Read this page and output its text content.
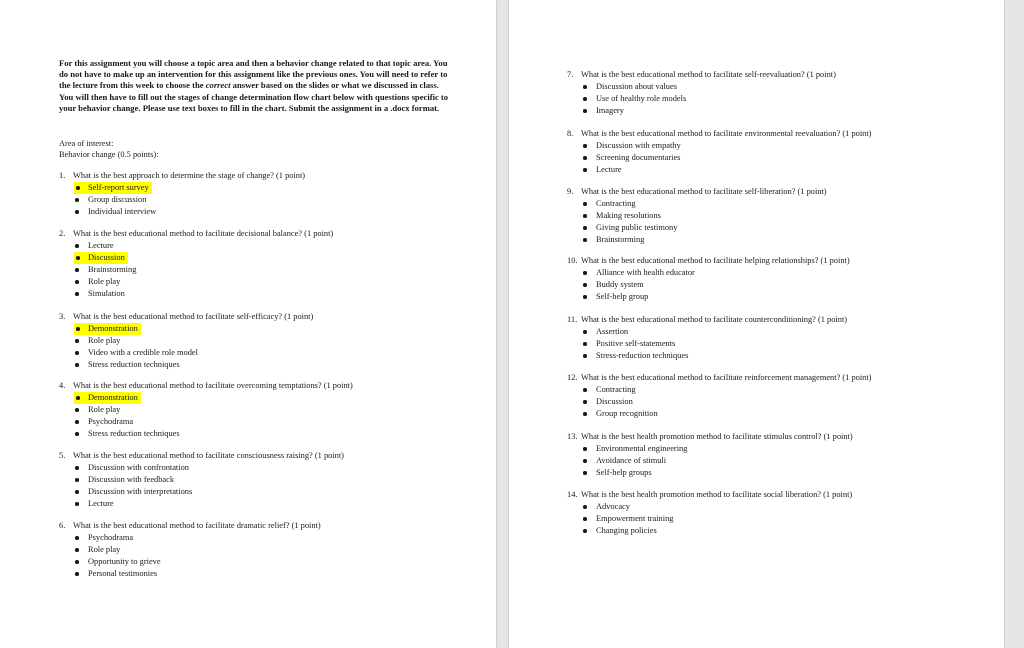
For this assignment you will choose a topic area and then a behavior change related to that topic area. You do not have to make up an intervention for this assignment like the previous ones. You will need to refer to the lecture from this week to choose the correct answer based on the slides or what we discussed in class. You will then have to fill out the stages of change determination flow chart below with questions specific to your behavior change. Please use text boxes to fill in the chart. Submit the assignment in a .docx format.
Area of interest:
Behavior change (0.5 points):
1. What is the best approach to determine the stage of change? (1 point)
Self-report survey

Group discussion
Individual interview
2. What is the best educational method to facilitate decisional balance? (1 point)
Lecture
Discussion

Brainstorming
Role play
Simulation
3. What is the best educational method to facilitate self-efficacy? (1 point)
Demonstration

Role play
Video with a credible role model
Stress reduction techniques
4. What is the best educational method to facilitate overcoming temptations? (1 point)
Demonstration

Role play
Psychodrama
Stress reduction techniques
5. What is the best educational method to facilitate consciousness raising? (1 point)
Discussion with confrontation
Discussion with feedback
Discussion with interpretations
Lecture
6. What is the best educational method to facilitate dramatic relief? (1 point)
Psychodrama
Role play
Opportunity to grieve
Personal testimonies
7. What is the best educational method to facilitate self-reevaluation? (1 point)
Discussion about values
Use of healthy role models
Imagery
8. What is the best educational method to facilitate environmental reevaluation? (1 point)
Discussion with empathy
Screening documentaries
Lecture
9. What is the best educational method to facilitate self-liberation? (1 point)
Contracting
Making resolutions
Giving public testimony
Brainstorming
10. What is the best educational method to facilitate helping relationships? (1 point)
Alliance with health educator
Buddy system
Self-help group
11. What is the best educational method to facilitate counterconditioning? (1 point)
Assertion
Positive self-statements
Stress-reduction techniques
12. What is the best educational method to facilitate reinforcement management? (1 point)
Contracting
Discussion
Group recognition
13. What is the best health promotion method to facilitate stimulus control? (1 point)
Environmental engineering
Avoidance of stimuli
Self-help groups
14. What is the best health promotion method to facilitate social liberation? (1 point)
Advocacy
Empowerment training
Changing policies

============

_Task prompt_: Omit the pictures and give the material again, exactly and in full.

_Written solution_:
Read this page and output its text content.
For this assignment you will choose a topic area and then a behavior change related to that topic area. You do not have to make up an intervention for this assignment like the previous ones. You will need to refer to the lecture from this week to choose the correct answer based on the slides or what we discussed in class. You will then have to fill out the stages of change determination flow chart below with questions specific to your behavior change. Please use text boxes to fill in the chart. Submit the assignment in a .docx format.
Area of interest:
Behavior change (0.5 points):
1. What is the best approach to determine the stage of change? (1 point)
Self-report survey

Group discussion
Individual interview
2. What is the best educational method to facilitate decisional balance? (1 point)
Lecture
Discussion

Brainstorming
Role play
Simulation
3. What is the best educational method to facilitate self-efficacy? (1 point)
Demonstration

Role play
Video with a credible role model
Stress reduction techniques
4. What is the best educational method to facilitate overcoming temptations? (1 point)
Demonstration

Role play
Psychodrama
Stress reduction techniques
5. What is the best educational method to facilitate consciousness raising? (1 point)
Discussion with confrontation
Discussion with feedback
Discussion with interpretations
Lecture
6. What is the best educational method to facilitate dramatic relief? (1 point)
Psychodrama
Role play
Opportunity to grieve
Personal testimonies
7. What is the best educational method to facilitate self-reevaluation? (1 point)
Discussion about values
Use of healthy role models
Imagery
8. What is the best educational method to facilitate environmental reevaluation? (1 point)
Discussion with empathy
Screening documentaries
Lecture
9. What is the best educational method to facilitate self-liberation? (1 point)
Contracting
Making resolutions
Giving public testimony
Brainstorming
10. What is the best educational method to facilitate helping relationships? (1 point)
Alliance with health educator
Buddy system
Self-help group
11. What is the best educational method to facilitate counterconditioning? (1 point)
Assertion
Positive self-statements
Stress-reduction techniques
12. What is the best educational method to facilitate reinforcement management? (1 point)
Contracting
Discussion
Group recognition
13. What is the best health promotion method to facilitate stimulus control? (1 point)
Environmental engineering
Avoidance of stimuli
Self-help groups
14. What is the best health promotion method to facilitate social liberation? (1 point)
Advocacy
Empowerment training
Changing policies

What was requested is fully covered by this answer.